Colossendeis

Staples, David A., 2019, Pycnogonids (Arthropoda, Pycnogonida) from the Southwest Indian Ridge, Zootaxa 4567 (3), pp. 401-449: 430

publication ID

https://doi.org/10.11646/zootaxa.4567.3.1

publication LSID

lsid:zoobank.org:pub:0AEFAF80-B001-4A18-88AC-5B6A189F6DCD

persistent identifier

http://treatment.plazi.org/id/03895C33-290C-4F1A-FF01-FE00FD74FA68

treatment provided by

Plazi

scientific name

Colossendeis
status

 

Colossendeis  sp.

Plate 5A, BView PLATE 5

Material examined. One specimen of indeterminate sex (NHMUK 2018.35), Southwest Indian Ridge, Coral Seamount, 41˚ 21.32.99' S, 42˚.55.033' E, ROV, 863 m, specimen JCO66-578, stn 4.9, parent 971, on dead coral rubble, 14 November 2011.

Distribution. This genus is found world-wide in all deep-sea ocean basins.

Remarks. The leg span of this specimen is about 276 mm. This specimen belongs to a group of morphologically similar species that collectively form the Colossendeis macerrima Wilson, 1881  complex. The four most confused species in the complex are C. macerrima  , C. leptorhynchus Hoek, 1881  , C. minor Schimkewitsch, 1893  and C. gardineri Carpenter, 1907  . Probably no other group of pycnogonids has been subjected to such extensive analyses as have those belonging to this complex and yet remain without satisfactory resolution. The most recent analysis of these four species was by Bamber, (2002) who reviewed previous analyses by Stock (1974, 1984 and 1986) and he supported the independent status of the four species. Justification for their independent status was primarily based on proboscis shape, propodal sole spination and palp segment ratios. Bamber did not discuss the earlier work of Turpaeva, (1994) who determined that the ratios of palp segments within the macerrima  complex changed and overlapped with age. Her observations supported the earlier findings of Fry and Hedgpeth, (1969) who concluded that owing to differential rates of growth between structures, relative proportions vary continuously through size ranges within species of Colossendeis  . As a consequence of her analysis Turpaeva synonymised C. leptorhynchus  with C. macerrima  and C. gardineri  with C. minor  .

Stored data =
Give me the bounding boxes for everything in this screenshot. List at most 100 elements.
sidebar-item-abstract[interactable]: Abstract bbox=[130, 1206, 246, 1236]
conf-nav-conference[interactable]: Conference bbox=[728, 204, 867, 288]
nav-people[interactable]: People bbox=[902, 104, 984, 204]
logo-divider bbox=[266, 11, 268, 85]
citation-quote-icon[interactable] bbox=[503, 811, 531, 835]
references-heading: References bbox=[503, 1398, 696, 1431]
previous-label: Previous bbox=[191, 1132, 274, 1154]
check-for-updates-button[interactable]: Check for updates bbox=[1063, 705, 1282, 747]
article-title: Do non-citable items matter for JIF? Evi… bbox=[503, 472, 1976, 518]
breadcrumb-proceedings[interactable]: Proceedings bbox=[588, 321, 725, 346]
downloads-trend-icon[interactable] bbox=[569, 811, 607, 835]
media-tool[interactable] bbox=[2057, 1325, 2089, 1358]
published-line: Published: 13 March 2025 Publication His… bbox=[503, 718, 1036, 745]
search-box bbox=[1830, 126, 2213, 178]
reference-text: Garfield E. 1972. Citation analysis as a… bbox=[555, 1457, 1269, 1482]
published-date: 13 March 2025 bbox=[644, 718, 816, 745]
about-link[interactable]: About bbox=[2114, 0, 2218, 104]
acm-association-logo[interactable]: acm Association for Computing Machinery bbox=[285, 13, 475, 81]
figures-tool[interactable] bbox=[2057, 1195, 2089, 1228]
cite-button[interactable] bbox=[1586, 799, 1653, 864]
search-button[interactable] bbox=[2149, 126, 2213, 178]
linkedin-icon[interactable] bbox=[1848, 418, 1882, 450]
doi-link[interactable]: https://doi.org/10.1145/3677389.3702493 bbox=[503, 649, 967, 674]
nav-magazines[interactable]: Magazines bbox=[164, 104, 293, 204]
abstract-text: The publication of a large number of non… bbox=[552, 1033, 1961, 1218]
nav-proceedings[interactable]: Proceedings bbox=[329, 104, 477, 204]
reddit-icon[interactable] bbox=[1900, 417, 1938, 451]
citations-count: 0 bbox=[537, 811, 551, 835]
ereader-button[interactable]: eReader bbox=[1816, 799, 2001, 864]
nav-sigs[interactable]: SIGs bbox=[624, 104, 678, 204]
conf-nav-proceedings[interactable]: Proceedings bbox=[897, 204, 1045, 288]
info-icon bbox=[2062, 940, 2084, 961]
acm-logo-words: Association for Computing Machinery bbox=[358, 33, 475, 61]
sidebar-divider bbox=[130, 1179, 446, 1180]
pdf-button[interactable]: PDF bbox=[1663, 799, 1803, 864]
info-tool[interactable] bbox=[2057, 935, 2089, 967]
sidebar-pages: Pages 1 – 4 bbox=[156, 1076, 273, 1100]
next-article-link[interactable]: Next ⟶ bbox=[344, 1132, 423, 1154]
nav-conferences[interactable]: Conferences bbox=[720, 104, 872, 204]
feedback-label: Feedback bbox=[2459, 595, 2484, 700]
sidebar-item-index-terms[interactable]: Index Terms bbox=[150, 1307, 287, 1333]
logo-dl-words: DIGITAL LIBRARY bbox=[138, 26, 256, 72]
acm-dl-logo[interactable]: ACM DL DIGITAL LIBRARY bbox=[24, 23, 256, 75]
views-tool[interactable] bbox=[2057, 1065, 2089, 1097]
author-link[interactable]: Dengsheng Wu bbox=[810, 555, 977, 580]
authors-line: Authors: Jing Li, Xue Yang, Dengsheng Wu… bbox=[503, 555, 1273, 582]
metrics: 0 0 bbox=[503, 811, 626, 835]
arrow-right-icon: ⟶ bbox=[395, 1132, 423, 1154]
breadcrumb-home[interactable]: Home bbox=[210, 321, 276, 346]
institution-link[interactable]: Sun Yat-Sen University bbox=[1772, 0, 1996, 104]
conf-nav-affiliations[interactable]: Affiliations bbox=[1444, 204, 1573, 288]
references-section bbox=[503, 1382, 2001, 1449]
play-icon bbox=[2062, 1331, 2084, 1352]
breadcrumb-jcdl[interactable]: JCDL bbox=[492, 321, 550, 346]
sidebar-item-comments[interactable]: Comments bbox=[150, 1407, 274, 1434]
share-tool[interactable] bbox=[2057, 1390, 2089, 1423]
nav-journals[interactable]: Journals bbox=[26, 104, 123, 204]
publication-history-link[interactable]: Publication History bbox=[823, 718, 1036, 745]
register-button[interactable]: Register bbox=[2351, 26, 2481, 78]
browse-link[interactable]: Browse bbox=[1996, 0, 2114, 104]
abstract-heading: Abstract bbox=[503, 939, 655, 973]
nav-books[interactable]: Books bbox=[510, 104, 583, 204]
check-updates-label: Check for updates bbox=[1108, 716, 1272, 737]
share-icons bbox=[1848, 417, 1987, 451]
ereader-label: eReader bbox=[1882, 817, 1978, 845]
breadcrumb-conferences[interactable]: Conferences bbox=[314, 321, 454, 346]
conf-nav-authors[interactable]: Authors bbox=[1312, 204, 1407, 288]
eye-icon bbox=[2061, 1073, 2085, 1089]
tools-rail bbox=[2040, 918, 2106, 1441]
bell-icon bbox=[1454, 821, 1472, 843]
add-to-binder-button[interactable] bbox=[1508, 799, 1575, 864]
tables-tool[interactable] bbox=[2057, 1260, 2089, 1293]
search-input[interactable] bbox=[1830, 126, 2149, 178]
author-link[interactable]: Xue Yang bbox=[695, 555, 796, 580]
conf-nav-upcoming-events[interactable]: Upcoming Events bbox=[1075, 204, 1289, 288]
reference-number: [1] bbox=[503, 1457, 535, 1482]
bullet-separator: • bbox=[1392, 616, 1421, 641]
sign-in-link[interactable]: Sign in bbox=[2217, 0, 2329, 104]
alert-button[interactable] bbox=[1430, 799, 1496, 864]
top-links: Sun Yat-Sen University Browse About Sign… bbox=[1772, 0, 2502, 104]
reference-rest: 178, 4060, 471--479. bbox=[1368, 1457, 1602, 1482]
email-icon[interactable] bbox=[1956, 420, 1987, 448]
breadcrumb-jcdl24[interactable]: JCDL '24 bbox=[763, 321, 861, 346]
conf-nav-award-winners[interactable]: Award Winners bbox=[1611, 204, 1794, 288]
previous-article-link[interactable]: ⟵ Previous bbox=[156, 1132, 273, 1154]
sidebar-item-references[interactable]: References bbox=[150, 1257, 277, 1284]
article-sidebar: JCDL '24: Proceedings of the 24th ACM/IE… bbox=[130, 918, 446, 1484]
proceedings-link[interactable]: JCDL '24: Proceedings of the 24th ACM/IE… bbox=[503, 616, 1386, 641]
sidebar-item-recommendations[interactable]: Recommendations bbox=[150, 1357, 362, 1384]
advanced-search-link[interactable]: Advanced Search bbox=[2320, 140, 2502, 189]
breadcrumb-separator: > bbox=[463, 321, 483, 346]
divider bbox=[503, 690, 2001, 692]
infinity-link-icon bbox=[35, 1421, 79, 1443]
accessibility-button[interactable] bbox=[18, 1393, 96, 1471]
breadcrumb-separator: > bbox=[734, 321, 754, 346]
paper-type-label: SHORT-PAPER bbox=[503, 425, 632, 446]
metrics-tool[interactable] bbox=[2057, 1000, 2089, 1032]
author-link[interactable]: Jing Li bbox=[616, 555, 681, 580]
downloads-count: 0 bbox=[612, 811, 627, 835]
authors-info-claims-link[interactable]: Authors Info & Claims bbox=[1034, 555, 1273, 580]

Activity A =
In the Colossendeis entry, what is the leg span of the specimen?
Activity B =
Retype the Colossendeis entry between "scientific name" and "14 November 2011.", inclusive.
Activity C =
Pick up the Colossendeis entry after its final sentence and keep writing.
The lines have nothing to do with the Colossendeis entry.

Exercise result A =
About 276 mm.

Exercise result B =
scientific name

Colossendeis
status

 

Colossendeis  sp.

Plate 5A, BView PLATE 5

Material examined. One specimen of indeterminate sex (NHMUK 2018.35), Southwest Indian Ridge, Coral Seamount, 41˚ 21.32.99' S, 42˚.55.033' E, ROV, 863 m, specimen JCO66-578, stn 4.9, parent 971, on dead coral rubble, 14 November 2011.

Exercise result C =
The strongly-tapered proboscis of this specimen is suggestive of C. minor  but based on my reexamination of the C. minor  syntypes and the C. macerrima  holotype, this species differs in respects which extend beyond regional differences and cause the specimen to not sit easily with any other members of the species complex. Rather than add to the confusion and assign yet another specimen on a tentative or provisional basis to a species in the C. macerrima  complex I have left it undescribed. Despite the geographically discrete collection site, the specimen has been included in a morphological and molecular analysis of a large collection of specimens from southern Australia that fall into the species complex. Such analysis is too involved to form part of this paper and the findings of that analysis will be the subject of a separate paper.